— BEGIN Rows —

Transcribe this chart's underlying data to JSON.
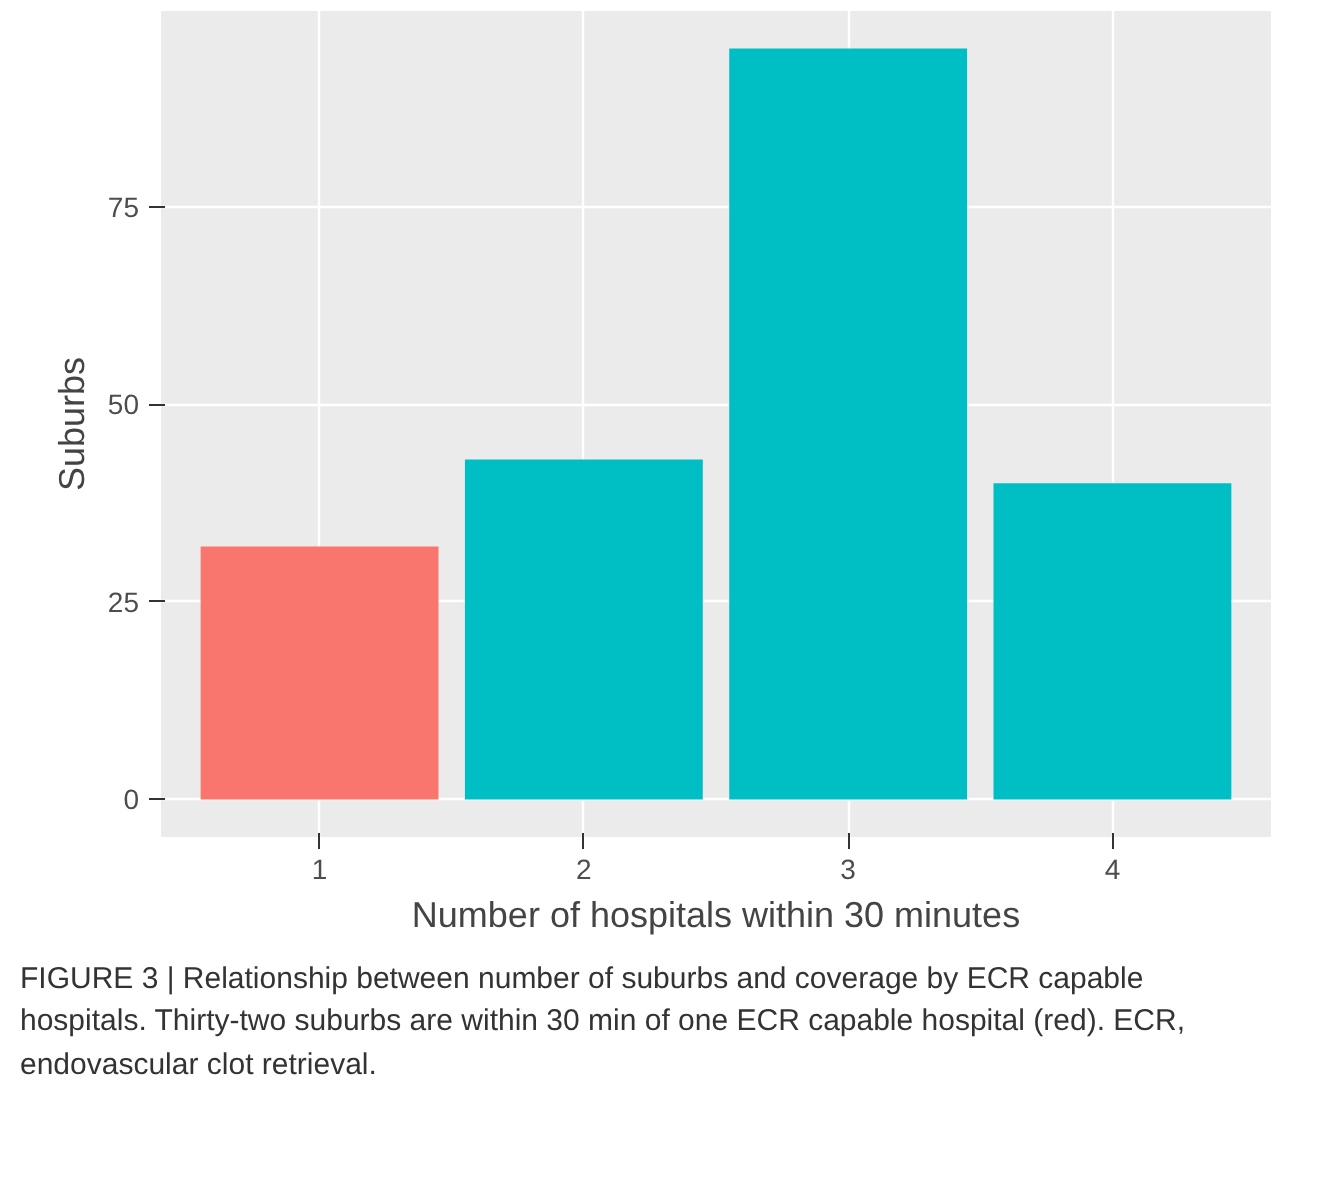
{
  "chart_data": {
    "type": "bar",
    "xlabel": "Number of hospitals within 30 minutes",
    "ylabel": "Suburbs",
    "categories": [
      "1",
      "2",
      "3",
      "4"
    ],
    "values": [
      32,
      43,
      95,
      40
    ],
    "colors": [
      "#f8766d",
      "#00bfc4",
      "#00bfc4",
      "#00bfc4"
    ],
    "ylim": [
      -4.75,
      99.75
    ],
    "yticks": [
      0,
      25,
      50,
      75
    ],
    "grid": true,
    "annotations": [
      "FIGURE 3 | Relationship between number of suburbs and coverage by ECR capable hospitals. Thirty-two suburbs are within 30 min of one ECR capable hospital (red). ECR, endovascular clot retrieval."
    ]
  }
}
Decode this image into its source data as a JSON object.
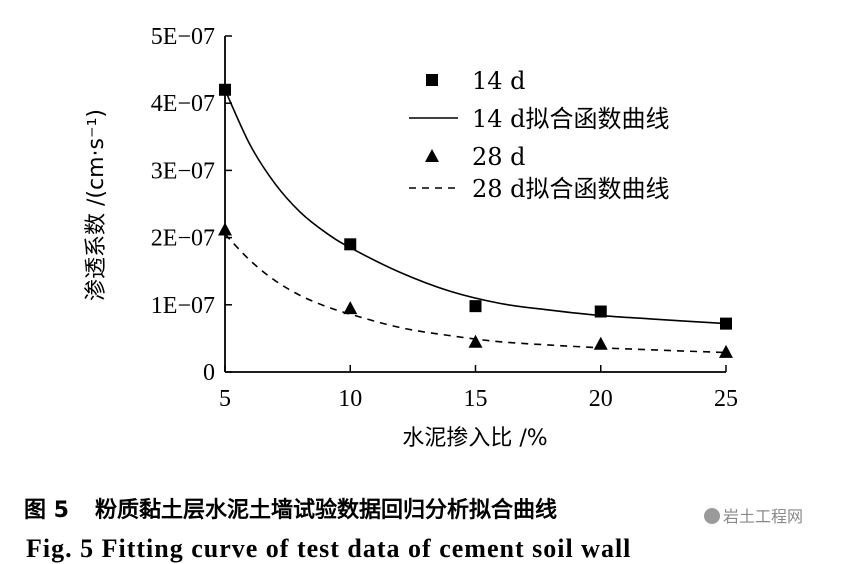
{
  "chart_data": {
    "type": "scatter",
    "xlabel": "水泥掺入比 /%",
    "ylabel": "渗透系数 /(cm·s⁻¹)",
    "x_ticks": [
      5,
      10,
      15,
      20,
      25
    ],
    "y_ticks": [
      "0",
      "1E−07",
      "2E−07",
      "3E−07",
      "4E−07",
      "5E−07"
    ],
    "xlim": [
      5,
      25
    ],
    "ylim": [
      0,
      5e-07
    ],
    "grid": false,
    "legend_position": "top-right",
    "series": [
      {
        "name": "14 d",
        "marker": "square",
        "x": [
          5,
          10,
          15,
          20,
          25
        ],
        "y": [
          4.2e-07,
          1.9e-07,
          9.8e-08,
          9e-08,
          7.2e-08
        ]
      },
      {
        "name": "14 d拟合函数曲线",
        "style": "solid",
        "x": [
          5,
          6,
          7,
          8,
          9,
          10,
          12,
          14,
          16,
          18,
          20,
          22,
          25
        ],
        "y": [
          4.2e-07,
          3.38e-07,
          2.8e-07,
          2.38e-07,
          2.08e-07,
          1.85e-07,
          1.48e-07,
          1.2e-07,
          1.02e-07,
          9.2e-08,
          8.4e-08,
          7.9e-08,
          7.2e-08
        ]
      },
      {
        "name": "28 d",
        "marker": "triangle",
        "x": [
          5,
          10,
          15,
          20,
          25
        ],
        "y": [
          2.12e-07,
          9.5e-08,
          4.5e-08,
          4.2e-08,
          3e-08
        ]
      },
      {
        "name": "28 d拟合函数曲线",
        "style": "dashed",
        "x": [
          5,
          6,
          7,
          8,
          9,
          10,
          12,
          14,
          16,
          18,
          20,
          22,
          25
        ],
        "y": [
          2.05e-07,
          1.66e-07,
          1.36e-07,
          1.14e-07,
          9.8e-08,
          8.6e-08,
          6.6e-08,
          5.4e-08,
          4.5e-08,
          4e-08,
          3.6e-08,
          3.3e-08,
          2.9e-08
        ]
      }
    ]
  },
  "caption": {
    "number": "图 5",
    "text": "粉质黏土层水泥土墙试验数据回归分析拟合曲线",
    "english": "Fig. 5   Fitting curve of test data of cement soil wall"
  },
  "watermark": "岩土工程网"
}
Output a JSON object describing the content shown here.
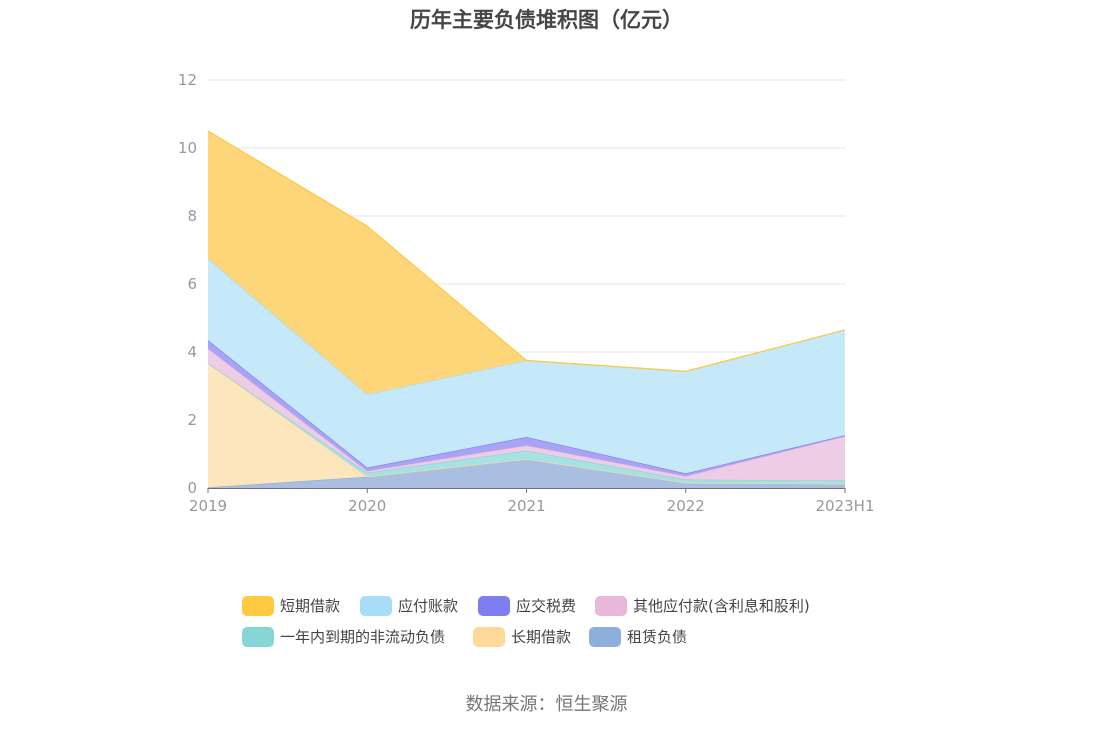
{
  "chart_data": {
    "type": "area",
    "stacked": true,
    "title": "历年主要负债堆积图（亿元）",
    "categories": [
      "2019",
      "2020",
      "2021",
      "2022",
      "2023H1"
    ],
    "ylim": [
      0,
      12
    ],
    "yticks": [
      0,
      2,
      4,
      6,
      8,
      10,
      12
    ],
    "grid": true,
    "legend_position": "bottom",
    "series": [
      {
        "name": "租赁负债",
        "color": "#8EAEDB",
        "fill": "#A9BEE0",
        "values": [
          0.02,
          0.33,
          0.85,
          0.15,
          0.12
        ]
      },
      {
        "name": "长期借款",
        "color": "#FFD99A",
        "fill": "#FDE6BE",
        "values": [
          3.65,
          0.0,
          0.0,
          0.0,
          0.0
        ]
      },
      {
        "name": "一年内到期的非流动负债",
        "color": "#86D6D6",
        "fill": "#A6E1E3",
        "values": [
          0.0,
          0.12,
          0.25,
          0.1,
          0.1
        ]
      },
      {
        "name": "其他应付款(含利息和股利)",
        "color": "#E8B7DA",
        "fill": "#EECCE6",
        "values": [
          0.43,
          0.05,
          0.15,
          0.1,
          1.3
        ]
      },
      {
        "name": "应交税费",
        "color": "#7E7EF0",
        "fill": "#A8A4F3",
        "values": [
          0.25,
          0.1,
          0.25,
          0.08,
          0.03
        ]
      },
      {
        "name": "应付账款",
        "color": "#A8DDF7",
        "fill": "#C6E9FA",
        "values": [
          2.4,
          2.15,
          2.25,
          3.0,
          3.1
        ]
      },
      {
        "name": "短期借款",
        "color": "#FFC940",
        "fill": "#FDD67A",
        "values": [
          3.75,
          4.95,
          0.0,
          0.0,
          0.0
        ]
      }
    ]
  },
  "legend": {
    "items": [
      {
        "label": "短期借款",
        "color": "#FFC940"
      },
      {
        "label": "应付账款",
        "color": "#A8DDF7"
      },
      {
        "label": "应交税费",
        "color": "#7E7EF0"
      },
      {
        "label": "其他应付款(含利息和股利)",
        "color": "#E8B7DA"
      },
      {
        "label": "一年内到期的非流动负债",
        "color": "#86D6D6"
      },
      {
        "label": "长期借款",
        "color": "#FFD99A"
      },
      {
        "label": "租赁负债",
        "color": "#8EAEDB"
      }
    ]
  },
  "source": "数据来源：恒生聚源"
}
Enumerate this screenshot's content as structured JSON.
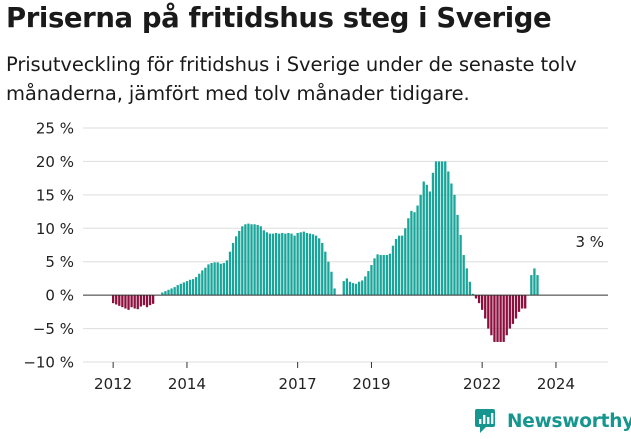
{
  "chart_data": {
    "type": "bar",
    "title": "Priserna på fritidshus steg i Sverige",
    "subtitle": "Prisutveckling för fritidshus i Sverige under de senaste tolv månaderna, jämfört med tolv månader tidigare.",
    "xlabel": "",
    "ylabel": "",
    "y_unit": "%",
    "ylim": [
      -10,
      25
    ],
    "y_ticks": [
      -10,
      -5,
      0,
      5,
      10,
      15,
      20,
      25
    ],
    "y_tick_labels": [
      "−10 %",
      "−5 %",
      "0 %",
      "5 %",
      "10 %",
      "15 %",
      "20 %",
      "25 %"
    ],
    "x_ticks": [
      "2012",
      "2014",
      "2017",
      "2019",
      "2022",
      "2024"
    ],
    "x_tick_months": [
      0,
      24,
      60,
      84,
      120,
      144
    ],
    "x_start": "2012-01",
    "frequency": "monthly",
    "grid": true,
    "colors": {
      "positive": "#1aa59a",
      "negative": "#8c0f3d",
      "grid": "#dddddd"
    },
    "annotations": [
      {
        "text": "3 %",
        "x": "2024-12",
        "y": 3
      }
    ],
    "values": [
      -1.2,
      -1.4,
      -1.6,
      -1.8,
      -2.0,
      -2.2,
      -1.8,
      -2.0,
      -2.1,
      -1.7,
      -1.5,
      -1.8,
      -1.5,
      -1.3,
      null,
      null,
      0.4,
      0.6,
      0.8,
      1.0,
      1.2,
      1.5,
      1.7,
      1.9,
      2.1,
      2.3,
      2.4,
      2.7,
      3.2,
      3.7,
      4.1,
      4.6,
      4.8,
      4.9,
      4.9,
      4.7,
      4.8,
      5.2,
      6.5,
      7.8,
      8.8,
      9.6,
      10.3,
      10.6,
      10.7,
      10.6,
      10.6,
      10.5,
      10.3,
      9.7,
      9.4,
      9.2,
      9.2,
      9.3,
      9.2,
      9.3,
      9.2,
      9.3,
      9.2,
      8.9,
      9.3,
      9.4,
      9.5,
      9.3,
      9.2,
      9.1,
      8.9,
      8.5,
      7.8,
      6.5,
      5.0,
      3.5,
      1.0,
      null,
      null,
      2.1,
      2.5,
      2.0,
      1.8,
      1.7,
      2.0,
      2.2,
      2.8,
      3.6,
      4.5,
      5.5,
      6.1,
      6.0,
      6.0,
      6.0,
      6.2,
      7.4,
      8.4,
      8.9,
      8.9,
      10.0,
      11.5,
      12.6,
      12.4,
      13.4,
      15.0,
      17.0,
      16.5,
      15.5,
      18.3,
      20.0,
      20.0,
      20.0,
      20.0,
      18.5,
      16.7,
      15.0,
      12.0,
      9.0,
      6.0,
      4.0,
      2.0,
      0.2,
      -0.5,
      -1.2,
      -2.2,
      -3.5,
      -5.0,
      -6.0,
      -7.0,
      -7.0,
      -7.0,
      -7.0,
      -6.0,
      -5.0,
      -4.3,
      -3.5,
      -2.5,
      -2.0,
      -2.0,
      null,
      3.0,
      4.0,
      3.0
    ]
  },
  "brand": {
    "name": "Newsworthy",
    "icon": "newsworthy-logo-icon"
  }
}
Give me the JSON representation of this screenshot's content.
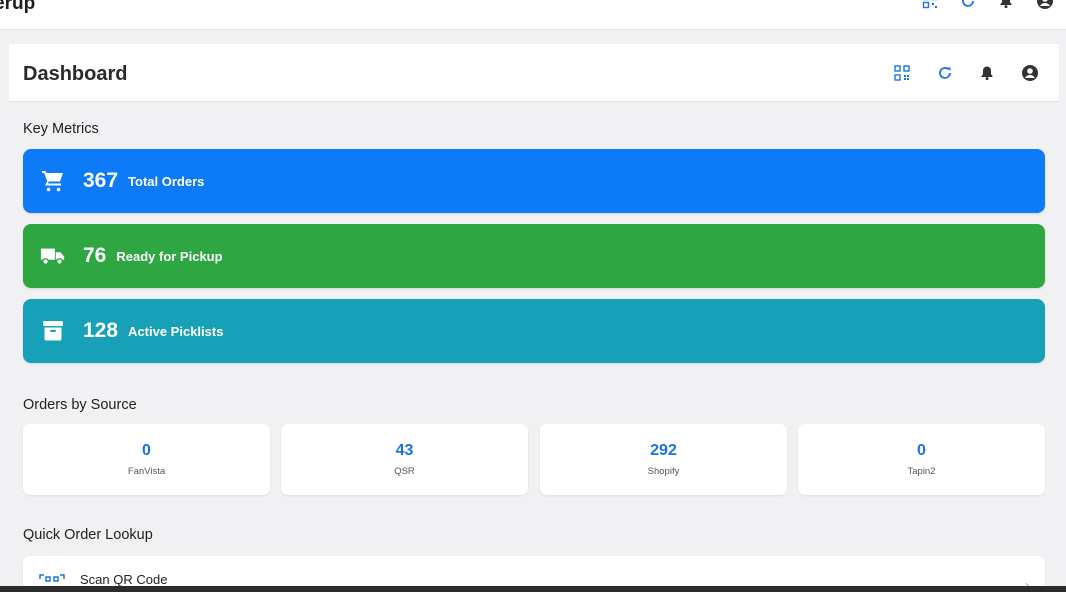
{
  "topbar": {
    "app_title": "erup"
  },
  "header": {
    "title": "Dashboard"
  },
  "sections": {
    "key_metrics": "Key Metrics",
    "orders_by_source": "Orders by Source",
    "quick_lookup": "Quick Order Lookup"
  },
  "metrics": [
    {
      "icon": "cart-icon",
      "value": "367",
      "label": "Total Orders",
      "color": "#0d7bf8"
    },
    {
      "icon": "truck-icon",
      "value": "76",
      "label": "Ready for Pickup",
      "color": "#2ea743"
    },
    {
      "icon": "archive-icon",
      "value": "128",
      "label": "Active Picklists",
      "color": "#16a1b8"
    }
  ],
  "sources": [
    {
      "value": "0",
      "label": "FanVista"
    },
    {
      "value": "43",
      "label": "QSR"
    },
    {
      "value": "292",
      "label": "Shopify"
    },
    {
      "value": "0",
      "label": "Tapin2"
    }
  ],
  "lookup": {
    "scan_label": "Scan QR Code",
    "chevron": "›"
  },
  "colors": {
    "accent": "#1a73e8",
    "icon_dark": "#333333"
  }
}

— END Rows —

> **Task statement**: Extract lines where the string "fill" occurs.

> **Result for this exercise**:
        "fill": "#A9BEE0",
        "fill": "#FDE6BE",
        "fill": "#A6E1E3",
        "fill": "#EECCE6",
        "fill": "#A8A4F3",
        "fill": "#C6E9FA",
        "fill": "#FDD67A",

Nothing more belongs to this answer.